Problem: Copy all entries without alteration and skip the pictures they hold.
### Data provided ###
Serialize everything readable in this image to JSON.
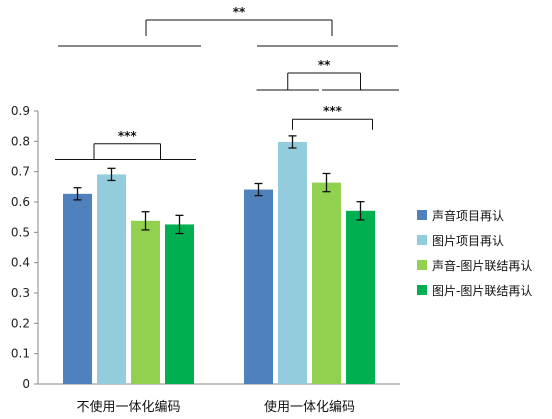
{
  "chart_data": {
    "type": "bar",
    "categories": [
      "不使用一体化编码",
      "使用一体化编码"
    ],
    "series": [
      {
        "name": "声音项目再认",
        "color": "#4f81bd",
        "values": [
          0.627,
          0.641
        ],
        "errors": [
          0.02,
          0.02
        ]
      },
      {
        "name": "图片项目再认",
        "color": "#93cddd",
        "values": [
          0.691,
          0.798
        ],
        "errors": [
          0.02,
          0.02
        ]
      },
      {
        "name": "声音-图片联结再认",
        "color": "#92d050",
        "values": [
          0.538,
          0.664
        ],
        "errors": [
          0.03,
          0.03
        ]
      },
      {
        "name": "图片-图片联结再认",
        "color": "#00b050",
        "values": [
          0.526,
          0.571
        ],
        "errors": [
          0.03,
          0.03
        ]
      }
    ],
    "ylim": [
      0,
      0.9
    ],
    "yticks": [
      "0",
      "0.1",
      "0.2",
      "0.3",
      "0.4",
      "0.5",
      "0.6",
      "0.7",
      "0.8",
      "0.9"
    ],
    "legend_position": "right",
    "grid": false,
    "annotations": [
      {
        "label": "**",
        "meaning": "between the two encoding conditions"
      },
      {
        "label": "***",
        "meaning": "item vs associative recognition, 不使用一体化编码"
      },
      {
        "label": "**",
        "meaning": "item vs associative recognition, 使用一体化编码"
      },
      {
        "label": "***",
        "meaning": "图片项目再认 vs 图片-图片联结再认, 使用一体化编码"
      }
    ]
  }
}
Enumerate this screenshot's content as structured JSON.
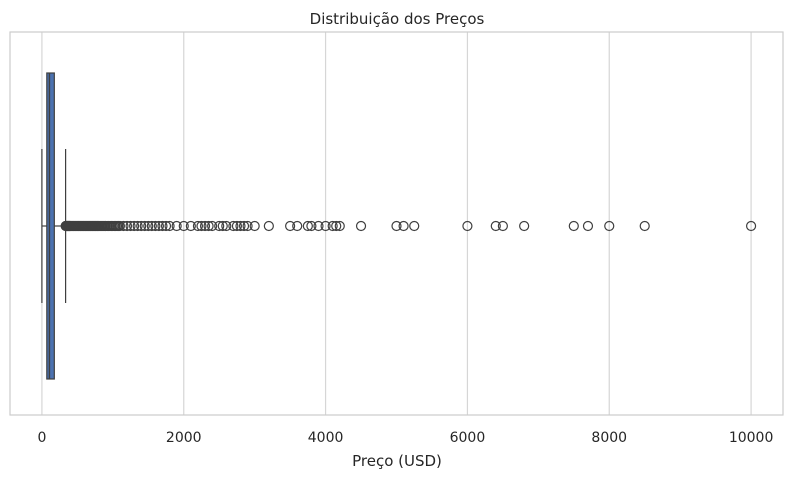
{
  "chart_data": {
    "type": "boxplot",
    "orientation": "horizontal",
    "title": "Distribuição dos Preços",
    "xlabel": "Preço (USD)",
    "ylabel": "",
    "xlim": [
      -450,
      10450
    ],
    "xticks": [
      0,
      2000,
      4000,
      6000,
      8000,
      10000
    ],
    "grid": "vertical",
    "box": {
      "min": 0,
      "q1": 69,
      "median": 106,
      "q3": 175,
      "whisker_high": 334,
      "color": "#4c72b0"
    },
    "outliers": [
      335,
      340,
      345,
      350,
      355,
      360,
      365,
      370,
      375,
      380,
      385,
      390,
      395,
      400,
      410,
      420,
      430,
      440,
      450,
      460,
      470,
      480,
      490,
      500,
      510,
      520,
      530,
      540,
      550,
      560,
      570,
      580,
      590,
      600,
      610,
      620,
      630,
      640,
      650,
      660,
      670,
      680,
      690,
      700,
      710,
      720,
      730,
      740,
      750,
      760,
      770,
      780,
      790,
      800,
      815,
      830,
      845,
      860,
      875,
      890,
      900,
      920,
      940,
      960,
      980,
      1000,
      1020,
      1040,
      1060,
      1080,
      1100,
      1150,
      1200,
      1250,
      1300,
      1350,
      1400,
      1450,
      1500,
      1550,
      1600,
      1650,
      1700,
      1750,
      1800,
      1900,
      2000,
      2100,
      2200,
      2250,
      2300,
      2350,
      2400,
      2500,
      2550,
      2600,
      2700,
      2750,
      2800,
      2850,
      2900,
      3000,
      3200,
      3500,
      3600,
      3750,
      3800,
      3900,
      4000,
      4100,
      4150,
      4200,
      4500,
      5000,
      5100,
      5250,
      6000,
      6400,
      6500,
      6800,
      7500,
      7700,
      8000,
      8500,
      10000
    ]
  }
}
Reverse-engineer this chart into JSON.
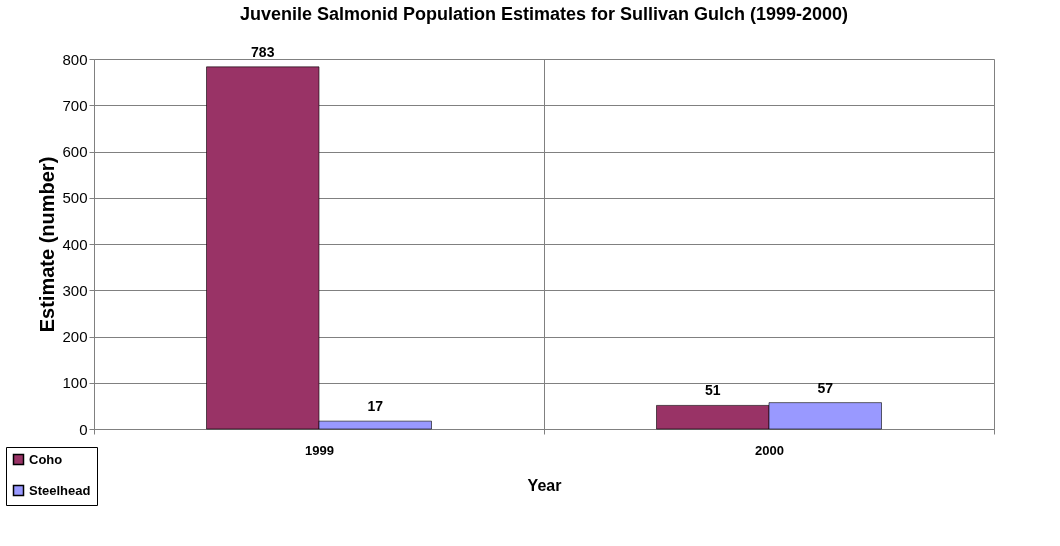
{
  "chart_data": {
    "type": "bar",
    "title": "Juvenile Salmonid Population Estimates for Sullivan Gulch (1999-2000)",
    "xlabel": "Year",
    "ylabel": "Estimate (number)",
    "categories": [
      "1999",
      "2000"
    ],
    "series": [
      {
        "name": "Coho",
        "color": "#993366",
        "values": [
          783,
          51
        ]
      },
      {
        "name": "Steelhead",
        "color": "#9999ff",
        "values": [
          17,
          57
        ]
      }
    ],
    "ylim": [
      0,
      800
    ],
    "yticks": [
      0,
      100,
      200,
      300,
      400,
      500,
      600,
      700,
      800
    ],
    "grid": true,
    "legend": "bottom left",
    "data_labels": true
  }
}
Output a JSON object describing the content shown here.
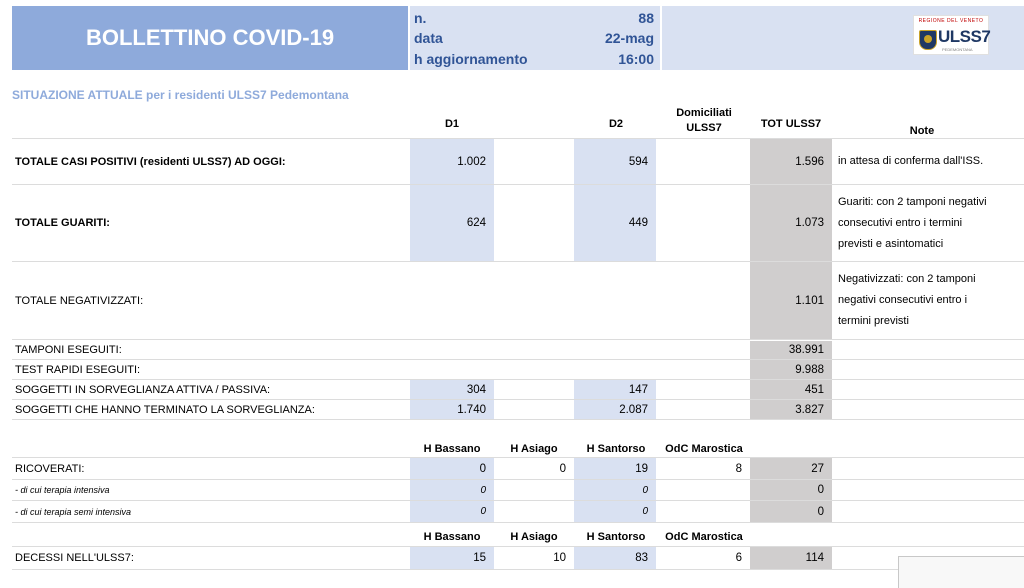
###
Exercise result:
Serialize everything readable in this image to JSON.
{
  "chart_data": {
    "type": "bar",
    "categories": [
      "不使用一体化编码",
      "使用一体化编码"
    ],
    "series": [
      {
        "name": "声音项目再认",
        "color": "#4f81bd",
        "values": [
          0.627,
          0.641
        ],
        "errors": [
          0.02,
          0.02
        ]
      },
      {
        "name": "图片项目再认",
        "color": "#93cddd",
        "values": [
          0.691,
          0.798
        ],
        "errors": [
          0.02,
          0.02
        ]
      },
      {
        "name": "声音-图片联结再认",
        "color": "#92d050",
        "values": [
          0.538,
          0.664
        ],
        "errors": [
          0.03,
          0.03
        ]
      },
      {
        "name": "图片-图片联结再认",
        "color": "#00b050",
        "values": [
          0.526,
          0.571
        ],
        "errors": [
          0.03,
          0.03
        ]
      }
    ],
    "ylim": [
      0,
      0.9
    ],
    "yticks": [
      "0",
      "0.1",
      "0.2",
      "0.3",
      "0.4",
      "0.5",
      "0.6",
      "0.7",
      "0.8",
      "0.9"
    ],
    "legend_position": "right",
    "grid": false,
    "annotations": [
      {
        "label": "**",
        "meaning": "between the two encoding conditions"
      },
      {
        "label": "***",
        "meaning": "item vs associative recognition, 不使用一体化编码"
      },
      {
        "label": "**",
        "meaning": "item vs associative recognition, 使用一体化编码"
      },
      {
        "label": "***",
        "meaning": "图片项目再认 vs 图片-图片联结再认, 使用一体化编码"
      }
    ]
  }
}
Enumerate this screenshot's content as structured JSON.
{
  "chart_data": {
    "type": "boxplot",
    "orientation": "horizontal",
    "title": "Distribuição dos Preços",
    "xlabel": "Preço (USD)",
    "ylabel": "",
    "xlim": [
      -450,
      10450
    ],
    "xticks": [
      0,
      2000,
      4000,
      6000,
      8000,
      10000
    ],
    "grid": "vertical",
    "box": {
      "min": 0,
      "q1": 69,
      "median": 106,
      "q3": 175,
      "whisker_high": 334,
      "color": "#4c72b0"
    },
    "outliers": [
      335,
      340,
      345,
      350,
      355,
      360,
      365,
      370,
      375,
      380,
      385,
      390,
      395,
      400,
      410,
      420,
      430,
      440,
      450,
      460,
      470,
      480,
      490,
      500,
      510,
      520,
      530,
      540,
      550,
      560,
      570,
      580,
      590,
      600,
      610,
      620,
      630,
      640,
      650,
      660,
      670,
      680,
      690,
      700,
      710,
      720,
      730,
      740,
      750,
      760,
      770,
      780,
      790,
      800,
      815,
      830,
      845,
      860,
      875,
      890,
      900,
      920,
      940,
      960,
      980,
      1000,
      1020,
      1040,
      1060,
      1080,
      1100,
      1150,
      1200,
      1250,
      1300,
      1350,
      1400,
      1450,
      1500,
      1550,
      1600,
      1650,
      1700,
      1750,
      1800,
      1900,
      2000,
      2100,
      2200,
      2250,
      2300,
      2350,
      2400,
      2500,
      2550,
      2600,
      2700,
      2750,
      2800,
      2850,
      2900,
      3000,
      3200,
      3500,
      3600,
      3750,
      3800,
      3900,
      4000,
      4100,
      4150,
      4200,
      4500,
      5000,
      5100,
      5250,
      6000,
      6400,
      6500,
      6800,
      7500,
      7700,
      8000,
      8500,
      10000
    ]
  }
}
Reverse-engineer this chart into JSON.
{
  "chart_data": {
    "type": "bar",
    "title": "Juvenile Salmonid Population Estimates for Sullivan Gulch (1999-2000)",
    "xlabel": "Year",
    "ylabel": "Estimate (number)",
    "categories": [
      "1999",
      "2000"
    ],
    "series": [
      {
        "name": "Coho",
        "color": "#993366",
        "values": [
          783,
          51
        ]
      },
      {
        "name": "Steelhead",
        "color": "#9999ff",
        "values": [
          17,
          57
        ]
      }
    ],
    "ylim": [
      0,
      800
    ],
    "yticks": [
      0,
      100,
      200,
      300,
      400,
      500,
      600,
      700,
      800
    ],
    "grid": true,
    "legend": "bottom left",
    "data_labels": true
  }
}
Output a JSON object describing the content shown here.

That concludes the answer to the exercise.